- [TASK DETAILS]
Identify every line in the records below that contains the word "haben", and copy each of those lines.

___ DATA FOR PROCESSING

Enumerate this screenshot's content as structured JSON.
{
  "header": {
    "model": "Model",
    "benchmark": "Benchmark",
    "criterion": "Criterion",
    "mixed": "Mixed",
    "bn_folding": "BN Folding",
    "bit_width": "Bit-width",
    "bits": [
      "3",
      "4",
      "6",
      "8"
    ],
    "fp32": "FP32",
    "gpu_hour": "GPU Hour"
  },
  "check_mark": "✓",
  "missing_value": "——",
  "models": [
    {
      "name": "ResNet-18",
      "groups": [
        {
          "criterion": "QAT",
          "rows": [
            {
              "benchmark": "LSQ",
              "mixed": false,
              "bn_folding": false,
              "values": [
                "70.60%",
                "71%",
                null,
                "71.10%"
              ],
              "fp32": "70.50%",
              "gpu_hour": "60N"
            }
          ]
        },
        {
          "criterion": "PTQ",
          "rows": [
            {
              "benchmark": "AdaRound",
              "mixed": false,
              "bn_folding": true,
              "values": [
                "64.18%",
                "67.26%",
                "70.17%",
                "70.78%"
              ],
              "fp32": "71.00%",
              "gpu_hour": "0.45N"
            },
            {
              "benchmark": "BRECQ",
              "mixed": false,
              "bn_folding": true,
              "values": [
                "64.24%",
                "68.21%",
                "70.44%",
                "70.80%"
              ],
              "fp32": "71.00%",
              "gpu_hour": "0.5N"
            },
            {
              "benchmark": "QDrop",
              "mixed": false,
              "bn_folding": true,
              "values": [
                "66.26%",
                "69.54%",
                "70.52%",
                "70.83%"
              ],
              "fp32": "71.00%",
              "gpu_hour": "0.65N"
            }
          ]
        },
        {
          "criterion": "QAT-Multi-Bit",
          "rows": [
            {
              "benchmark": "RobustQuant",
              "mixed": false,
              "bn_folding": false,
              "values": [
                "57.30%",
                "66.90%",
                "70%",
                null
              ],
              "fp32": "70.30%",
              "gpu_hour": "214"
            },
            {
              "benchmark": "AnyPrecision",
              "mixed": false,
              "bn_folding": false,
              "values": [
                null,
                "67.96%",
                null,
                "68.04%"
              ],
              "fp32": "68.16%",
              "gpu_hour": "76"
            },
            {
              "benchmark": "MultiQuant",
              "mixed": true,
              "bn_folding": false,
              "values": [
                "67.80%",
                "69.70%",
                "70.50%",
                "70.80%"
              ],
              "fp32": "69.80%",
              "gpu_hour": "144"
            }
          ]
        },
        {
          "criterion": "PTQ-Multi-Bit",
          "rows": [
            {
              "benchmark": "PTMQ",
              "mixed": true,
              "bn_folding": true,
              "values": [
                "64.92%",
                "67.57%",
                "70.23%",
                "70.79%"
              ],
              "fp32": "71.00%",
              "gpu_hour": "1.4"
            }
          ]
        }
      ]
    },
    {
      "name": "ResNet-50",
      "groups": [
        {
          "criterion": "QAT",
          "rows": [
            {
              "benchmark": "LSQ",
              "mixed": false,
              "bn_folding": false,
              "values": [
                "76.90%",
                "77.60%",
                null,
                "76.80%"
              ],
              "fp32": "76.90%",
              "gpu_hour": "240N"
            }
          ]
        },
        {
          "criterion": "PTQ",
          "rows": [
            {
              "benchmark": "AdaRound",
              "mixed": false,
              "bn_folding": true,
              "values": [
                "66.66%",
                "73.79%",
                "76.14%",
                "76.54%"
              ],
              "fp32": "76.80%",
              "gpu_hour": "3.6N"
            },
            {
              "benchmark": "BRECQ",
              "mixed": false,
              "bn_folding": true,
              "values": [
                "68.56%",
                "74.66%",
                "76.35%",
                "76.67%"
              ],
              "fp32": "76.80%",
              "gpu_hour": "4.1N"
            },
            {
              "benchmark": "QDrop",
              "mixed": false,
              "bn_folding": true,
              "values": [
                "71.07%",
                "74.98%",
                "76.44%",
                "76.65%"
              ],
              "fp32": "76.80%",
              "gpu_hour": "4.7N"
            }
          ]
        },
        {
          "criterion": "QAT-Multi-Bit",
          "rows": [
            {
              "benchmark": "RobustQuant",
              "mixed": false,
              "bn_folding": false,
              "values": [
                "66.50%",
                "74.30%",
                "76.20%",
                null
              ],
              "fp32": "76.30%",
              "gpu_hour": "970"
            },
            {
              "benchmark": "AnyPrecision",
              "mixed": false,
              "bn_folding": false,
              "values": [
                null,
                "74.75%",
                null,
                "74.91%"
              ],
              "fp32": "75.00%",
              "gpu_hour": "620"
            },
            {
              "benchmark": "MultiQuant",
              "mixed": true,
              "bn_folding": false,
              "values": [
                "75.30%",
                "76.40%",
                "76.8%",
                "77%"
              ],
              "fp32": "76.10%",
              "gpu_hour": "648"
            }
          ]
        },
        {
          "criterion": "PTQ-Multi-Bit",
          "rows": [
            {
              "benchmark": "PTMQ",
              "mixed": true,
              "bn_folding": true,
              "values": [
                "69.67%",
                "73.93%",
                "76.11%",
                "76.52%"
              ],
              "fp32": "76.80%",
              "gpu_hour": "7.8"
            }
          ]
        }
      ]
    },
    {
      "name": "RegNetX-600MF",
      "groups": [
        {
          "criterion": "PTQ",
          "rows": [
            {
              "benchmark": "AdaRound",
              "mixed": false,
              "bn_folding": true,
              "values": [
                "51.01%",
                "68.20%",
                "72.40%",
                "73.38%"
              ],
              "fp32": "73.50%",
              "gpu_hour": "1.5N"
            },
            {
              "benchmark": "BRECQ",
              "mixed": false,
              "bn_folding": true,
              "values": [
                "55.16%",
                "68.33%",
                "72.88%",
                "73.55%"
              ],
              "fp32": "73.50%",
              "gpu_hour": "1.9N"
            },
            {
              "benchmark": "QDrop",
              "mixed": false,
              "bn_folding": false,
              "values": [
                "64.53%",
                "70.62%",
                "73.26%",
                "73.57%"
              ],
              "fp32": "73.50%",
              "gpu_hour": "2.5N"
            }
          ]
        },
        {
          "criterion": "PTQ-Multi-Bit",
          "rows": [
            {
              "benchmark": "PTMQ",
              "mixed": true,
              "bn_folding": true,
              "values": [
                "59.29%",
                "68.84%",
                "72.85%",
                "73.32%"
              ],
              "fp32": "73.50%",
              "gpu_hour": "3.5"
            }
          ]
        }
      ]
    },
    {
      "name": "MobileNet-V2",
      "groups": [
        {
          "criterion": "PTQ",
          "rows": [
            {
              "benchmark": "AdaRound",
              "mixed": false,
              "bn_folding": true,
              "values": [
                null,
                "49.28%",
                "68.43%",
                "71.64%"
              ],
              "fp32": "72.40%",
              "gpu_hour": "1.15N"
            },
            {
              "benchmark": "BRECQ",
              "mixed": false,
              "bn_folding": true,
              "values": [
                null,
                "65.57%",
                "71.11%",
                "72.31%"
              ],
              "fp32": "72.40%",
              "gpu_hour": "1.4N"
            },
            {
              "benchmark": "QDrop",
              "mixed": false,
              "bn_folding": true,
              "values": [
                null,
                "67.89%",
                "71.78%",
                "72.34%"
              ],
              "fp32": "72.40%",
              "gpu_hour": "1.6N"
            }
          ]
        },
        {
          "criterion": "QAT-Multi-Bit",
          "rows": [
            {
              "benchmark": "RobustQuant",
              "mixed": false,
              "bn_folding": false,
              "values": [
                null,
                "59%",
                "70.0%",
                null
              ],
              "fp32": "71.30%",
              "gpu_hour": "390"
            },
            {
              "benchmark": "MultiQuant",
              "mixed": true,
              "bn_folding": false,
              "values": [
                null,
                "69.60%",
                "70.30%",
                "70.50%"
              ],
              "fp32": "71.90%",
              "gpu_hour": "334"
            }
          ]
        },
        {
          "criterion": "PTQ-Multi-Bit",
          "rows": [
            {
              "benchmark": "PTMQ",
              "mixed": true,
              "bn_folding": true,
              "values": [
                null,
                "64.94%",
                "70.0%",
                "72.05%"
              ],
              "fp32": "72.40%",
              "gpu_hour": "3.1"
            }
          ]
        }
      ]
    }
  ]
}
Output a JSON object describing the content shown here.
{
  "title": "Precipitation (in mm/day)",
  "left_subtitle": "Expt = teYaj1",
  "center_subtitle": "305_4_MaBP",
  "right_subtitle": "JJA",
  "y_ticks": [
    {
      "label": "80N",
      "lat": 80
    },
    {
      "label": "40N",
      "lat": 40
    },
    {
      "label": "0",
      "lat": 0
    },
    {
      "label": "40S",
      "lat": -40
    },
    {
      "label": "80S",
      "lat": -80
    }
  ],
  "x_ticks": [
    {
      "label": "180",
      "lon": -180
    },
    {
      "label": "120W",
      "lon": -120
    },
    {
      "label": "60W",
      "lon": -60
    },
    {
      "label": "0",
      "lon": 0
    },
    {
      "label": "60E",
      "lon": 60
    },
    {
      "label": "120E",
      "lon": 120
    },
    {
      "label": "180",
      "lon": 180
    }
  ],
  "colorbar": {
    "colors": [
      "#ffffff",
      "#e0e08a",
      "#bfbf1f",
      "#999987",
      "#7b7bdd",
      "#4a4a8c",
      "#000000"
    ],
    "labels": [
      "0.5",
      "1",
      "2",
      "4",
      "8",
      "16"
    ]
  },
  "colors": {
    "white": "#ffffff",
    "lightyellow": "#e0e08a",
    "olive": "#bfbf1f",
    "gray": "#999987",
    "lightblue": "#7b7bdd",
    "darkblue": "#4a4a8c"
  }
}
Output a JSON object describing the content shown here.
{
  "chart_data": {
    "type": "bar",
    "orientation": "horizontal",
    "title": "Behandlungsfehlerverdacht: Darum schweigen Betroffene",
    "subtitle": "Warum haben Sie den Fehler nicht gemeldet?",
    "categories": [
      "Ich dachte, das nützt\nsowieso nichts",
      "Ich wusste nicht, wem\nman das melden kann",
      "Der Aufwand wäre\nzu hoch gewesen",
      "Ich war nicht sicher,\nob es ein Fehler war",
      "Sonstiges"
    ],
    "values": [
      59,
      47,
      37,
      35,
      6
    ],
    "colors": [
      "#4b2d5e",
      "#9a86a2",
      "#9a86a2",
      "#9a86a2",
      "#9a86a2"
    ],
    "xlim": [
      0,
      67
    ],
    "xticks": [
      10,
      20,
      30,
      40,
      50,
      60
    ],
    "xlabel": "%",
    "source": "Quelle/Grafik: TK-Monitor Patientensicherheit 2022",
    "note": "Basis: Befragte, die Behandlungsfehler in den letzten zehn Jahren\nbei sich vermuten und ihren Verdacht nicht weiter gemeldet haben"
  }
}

______

- [RESULT BELOW]
    "subtitle": "Warum haben Sie den Fehler nicht gemeldet?",
    "note": "Basis: Befragte, die Behandlungsfehler in den letzten zehn Jahren\nbei sich vermuten und ihren Verdacht nicht weiter gemeldet haben"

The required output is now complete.